EXERCISE:
From the listing below, pull out every line where the string "grid" appears.

---+---

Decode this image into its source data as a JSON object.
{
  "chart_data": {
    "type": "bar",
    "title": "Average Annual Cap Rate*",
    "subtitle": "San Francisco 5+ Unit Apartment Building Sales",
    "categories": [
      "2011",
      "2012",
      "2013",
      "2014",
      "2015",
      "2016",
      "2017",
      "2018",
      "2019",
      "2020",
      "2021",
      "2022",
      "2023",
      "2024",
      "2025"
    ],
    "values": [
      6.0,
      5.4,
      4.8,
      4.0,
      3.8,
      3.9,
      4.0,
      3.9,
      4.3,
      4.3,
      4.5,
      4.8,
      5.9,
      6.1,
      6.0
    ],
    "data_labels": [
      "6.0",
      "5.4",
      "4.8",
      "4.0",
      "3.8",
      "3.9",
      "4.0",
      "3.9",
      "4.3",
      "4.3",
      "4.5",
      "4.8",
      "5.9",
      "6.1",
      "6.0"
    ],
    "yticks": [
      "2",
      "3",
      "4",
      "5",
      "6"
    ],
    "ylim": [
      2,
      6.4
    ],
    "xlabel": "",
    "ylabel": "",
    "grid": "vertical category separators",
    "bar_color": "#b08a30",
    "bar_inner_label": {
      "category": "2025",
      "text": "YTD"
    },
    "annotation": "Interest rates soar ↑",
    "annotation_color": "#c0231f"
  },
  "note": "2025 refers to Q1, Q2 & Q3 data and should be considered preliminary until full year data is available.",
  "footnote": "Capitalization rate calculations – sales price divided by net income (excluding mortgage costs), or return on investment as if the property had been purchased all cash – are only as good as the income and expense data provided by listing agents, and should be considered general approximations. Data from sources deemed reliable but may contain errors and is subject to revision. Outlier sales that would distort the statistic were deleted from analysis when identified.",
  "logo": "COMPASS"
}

---+---

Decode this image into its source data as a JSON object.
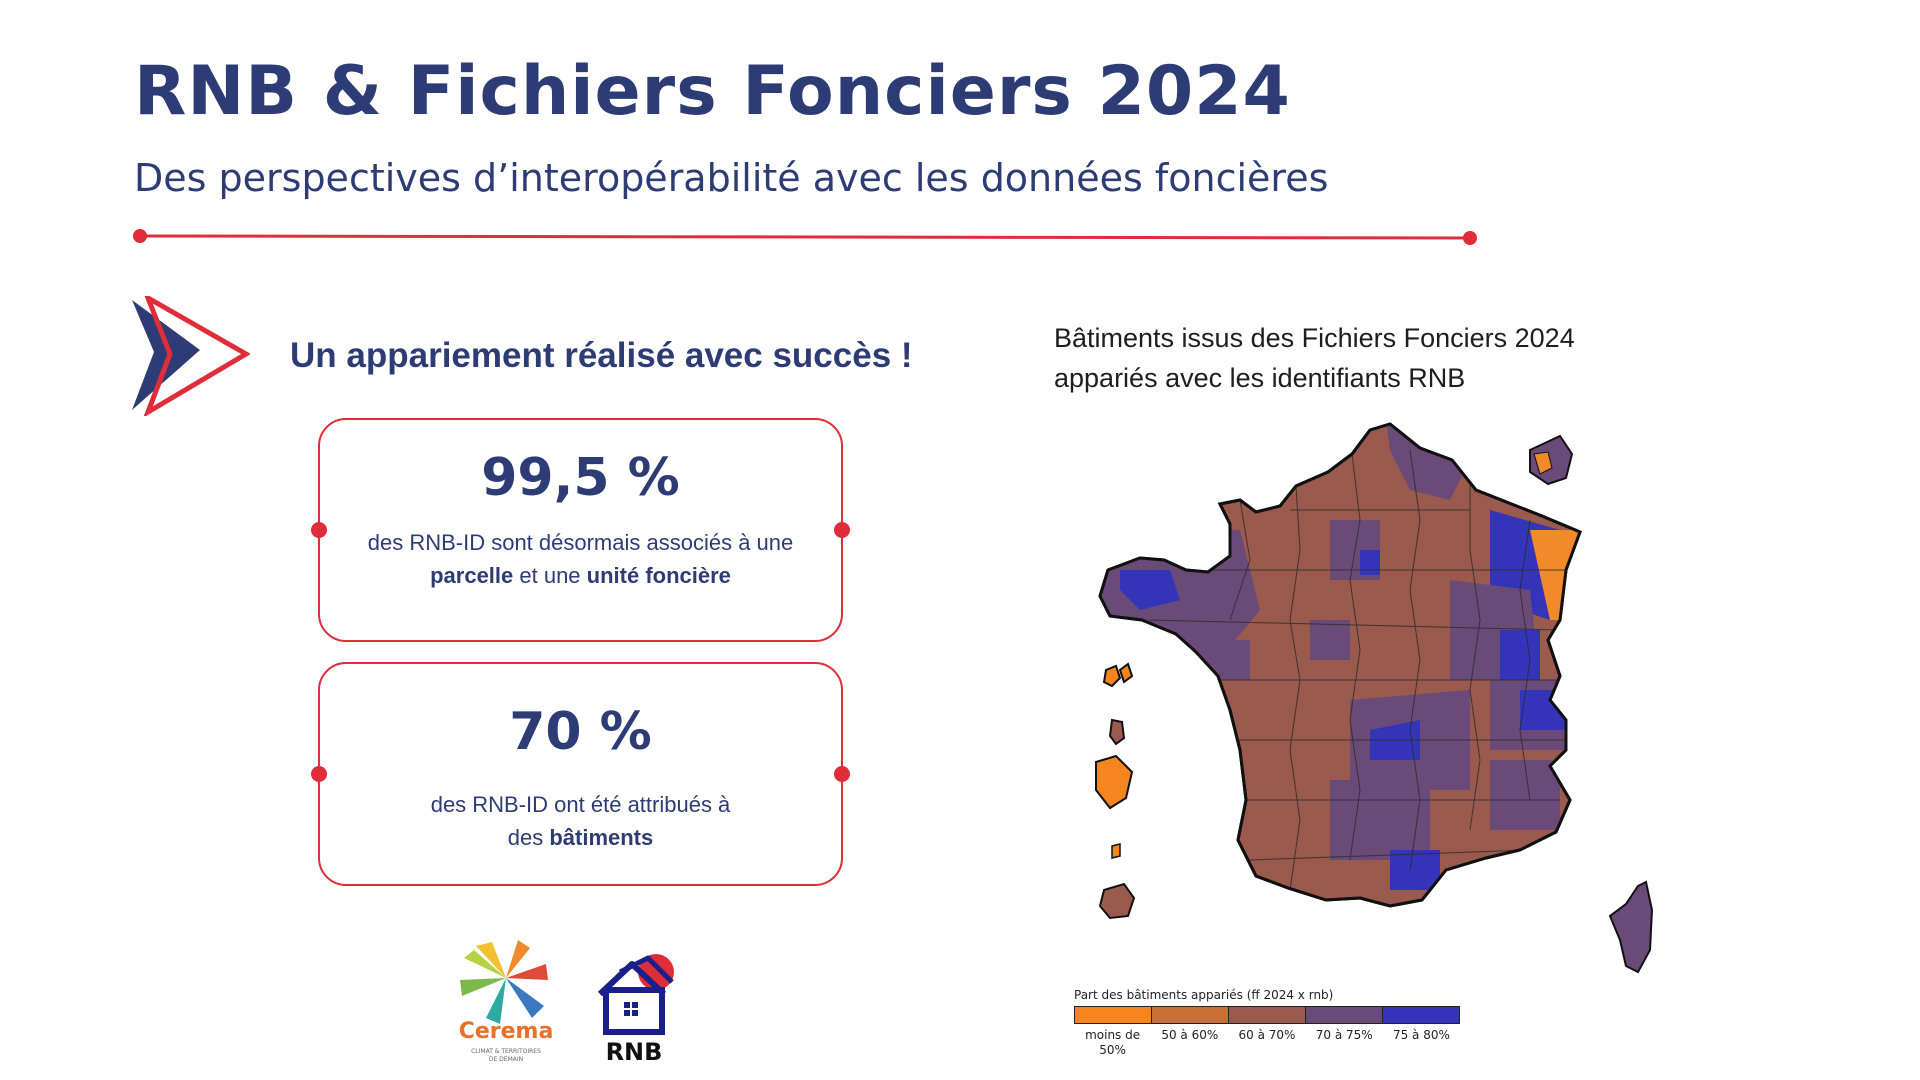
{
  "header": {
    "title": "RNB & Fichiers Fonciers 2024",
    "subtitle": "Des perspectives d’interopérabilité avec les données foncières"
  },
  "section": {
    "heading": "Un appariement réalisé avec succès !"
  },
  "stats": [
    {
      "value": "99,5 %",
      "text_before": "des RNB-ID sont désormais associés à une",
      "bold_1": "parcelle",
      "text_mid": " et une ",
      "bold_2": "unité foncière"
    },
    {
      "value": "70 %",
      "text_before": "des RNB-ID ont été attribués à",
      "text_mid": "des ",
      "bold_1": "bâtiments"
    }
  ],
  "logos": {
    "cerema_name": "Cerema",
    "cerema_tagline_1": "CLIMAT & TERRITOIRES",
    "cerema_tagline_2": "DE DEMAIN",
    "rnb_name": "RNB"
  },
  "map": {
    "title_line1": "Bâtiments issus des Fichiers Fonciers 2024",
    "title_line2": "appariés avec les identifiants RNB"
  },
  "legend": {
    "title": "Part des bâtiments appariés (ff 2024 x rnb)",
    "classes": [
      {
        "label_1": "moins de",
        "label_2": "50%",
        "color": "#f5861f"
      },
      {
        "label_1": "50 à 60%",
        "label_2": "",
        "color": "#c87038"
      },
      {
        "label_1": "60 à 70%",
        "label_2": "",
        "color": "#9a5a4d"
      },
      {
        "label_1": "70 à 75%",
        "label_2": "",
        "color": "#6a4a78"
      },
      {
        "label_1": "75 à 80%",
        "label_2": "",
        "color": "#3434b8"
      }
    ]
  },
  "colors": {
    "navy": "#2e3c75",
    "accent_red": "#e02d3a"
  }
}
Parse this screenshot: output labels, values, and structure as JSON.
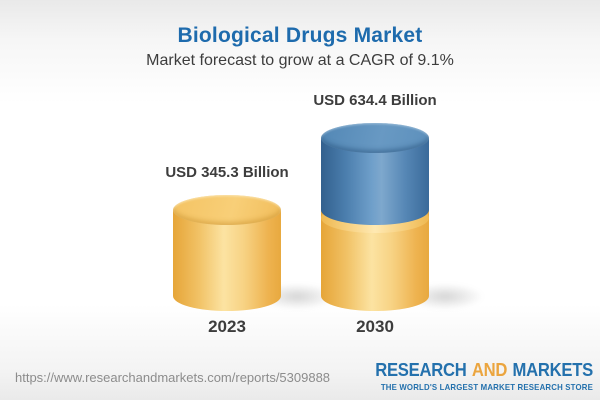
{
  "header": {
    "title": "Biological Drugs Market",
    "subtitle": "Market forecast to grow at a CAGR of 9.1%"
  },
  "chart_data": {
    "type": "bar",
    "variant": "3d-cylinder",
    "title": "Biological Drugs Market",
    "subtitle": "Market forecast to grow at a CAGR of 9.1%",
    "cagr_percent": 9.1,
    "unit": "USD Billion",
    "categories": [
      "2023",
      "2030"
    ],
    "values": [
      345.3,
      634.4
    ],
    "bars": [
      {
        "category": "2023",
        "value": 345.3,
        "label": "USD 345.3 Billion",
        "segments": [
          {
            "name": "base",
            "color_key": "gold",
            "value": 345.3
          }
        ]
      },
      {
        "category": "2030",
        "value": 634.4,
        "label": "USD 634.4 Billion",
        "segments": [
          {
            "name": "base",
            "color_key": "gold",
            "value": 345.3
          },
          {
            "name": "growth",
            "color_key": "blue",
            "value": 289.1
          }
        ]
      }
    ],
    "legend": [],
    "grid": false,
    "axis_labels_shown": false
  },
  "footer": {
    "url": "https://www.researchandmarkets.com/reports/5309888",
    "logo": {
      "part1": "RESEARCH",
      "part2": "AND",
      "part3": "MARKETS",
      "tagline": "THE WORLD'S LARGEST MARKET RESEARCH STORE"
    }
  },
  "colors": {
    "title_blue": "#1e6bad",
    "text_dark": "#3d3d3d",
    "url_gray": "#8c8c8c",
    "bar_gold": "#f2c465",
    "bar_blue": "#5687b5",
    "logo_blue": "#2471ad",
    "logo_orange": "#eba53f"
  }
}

---+---

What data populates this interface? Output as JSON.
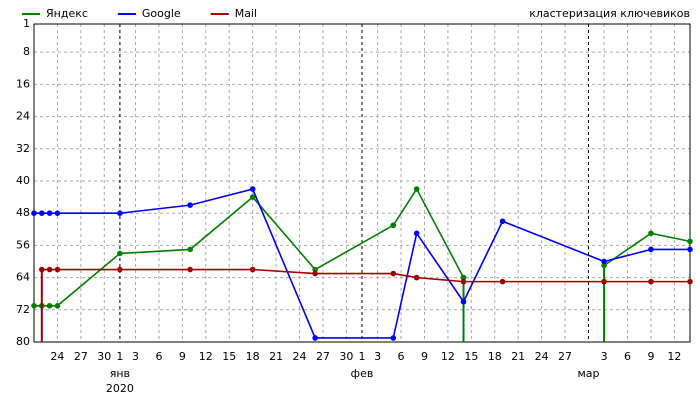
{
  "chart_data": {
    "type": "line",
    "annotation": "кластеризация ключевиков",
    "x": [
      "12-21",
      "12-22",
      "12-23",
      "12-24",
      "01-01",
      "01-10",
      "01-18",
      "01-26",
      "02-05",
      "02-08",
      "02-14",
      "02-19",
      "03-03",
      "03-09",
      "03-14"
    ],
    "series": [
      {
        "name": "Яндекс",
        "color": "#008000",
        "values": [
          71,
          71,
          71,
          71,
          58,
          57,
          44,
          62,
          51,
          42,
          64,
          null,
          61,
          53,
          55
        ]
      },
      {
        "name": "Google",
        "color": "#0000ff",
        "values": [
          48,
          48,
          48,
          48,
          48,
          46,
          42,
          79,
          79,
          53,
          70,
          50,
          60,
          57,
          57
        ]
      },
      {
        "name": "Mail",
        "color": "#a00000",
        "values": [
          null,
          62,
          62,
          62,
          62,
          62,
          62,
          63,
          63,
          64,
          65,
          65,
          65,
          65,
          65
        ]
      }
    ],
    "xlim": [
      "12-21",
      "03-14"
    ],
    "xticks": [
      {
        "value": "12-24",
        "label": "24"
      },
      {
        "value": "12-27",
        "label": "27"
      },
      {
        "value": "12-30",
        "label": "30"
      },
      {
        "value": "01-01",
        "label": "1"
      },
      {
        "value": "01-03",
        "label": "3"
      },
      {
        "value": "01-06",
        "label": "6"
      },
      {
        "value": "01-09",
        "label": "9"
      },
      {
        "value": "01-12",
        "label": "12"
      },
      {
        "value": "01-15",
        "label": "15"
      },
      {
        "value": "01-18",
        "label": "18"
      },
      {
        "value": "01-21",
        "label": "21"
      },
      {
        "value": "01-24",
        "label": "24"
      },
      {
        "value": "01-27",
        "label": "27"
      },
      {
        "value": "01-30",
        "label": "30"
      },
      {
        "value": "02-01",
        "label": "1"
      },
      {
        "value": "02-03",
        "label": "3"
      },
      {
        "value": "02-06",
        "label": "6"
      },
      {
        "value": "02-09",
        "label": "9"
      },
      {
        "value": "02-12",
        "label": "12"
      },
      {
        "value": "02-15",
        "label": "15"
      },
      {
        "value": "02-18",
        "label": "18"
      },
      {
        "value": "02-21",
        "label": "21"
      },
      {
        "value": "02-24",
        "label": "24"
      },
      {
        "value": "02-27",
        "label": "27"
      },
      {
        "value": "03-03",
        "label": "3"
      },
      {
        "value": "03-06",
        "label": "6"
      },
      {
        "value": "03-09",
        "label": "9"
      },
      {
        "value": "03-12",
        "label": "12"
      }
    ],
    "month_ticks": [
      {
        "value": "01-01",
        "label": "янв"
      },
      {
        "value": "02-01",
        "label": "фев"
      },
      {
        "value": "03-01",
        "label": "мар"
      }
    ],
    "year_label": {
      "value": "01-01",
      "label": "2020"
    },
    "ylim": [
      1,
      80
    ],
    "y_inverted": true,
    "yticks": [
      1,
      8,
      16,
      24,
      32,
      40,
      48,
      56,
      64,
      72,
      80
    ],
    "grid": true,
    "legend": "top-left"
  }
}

---+---

THE RESULT:
    "grid": "vertical category separators",
    "grid": false,
    "grid": true,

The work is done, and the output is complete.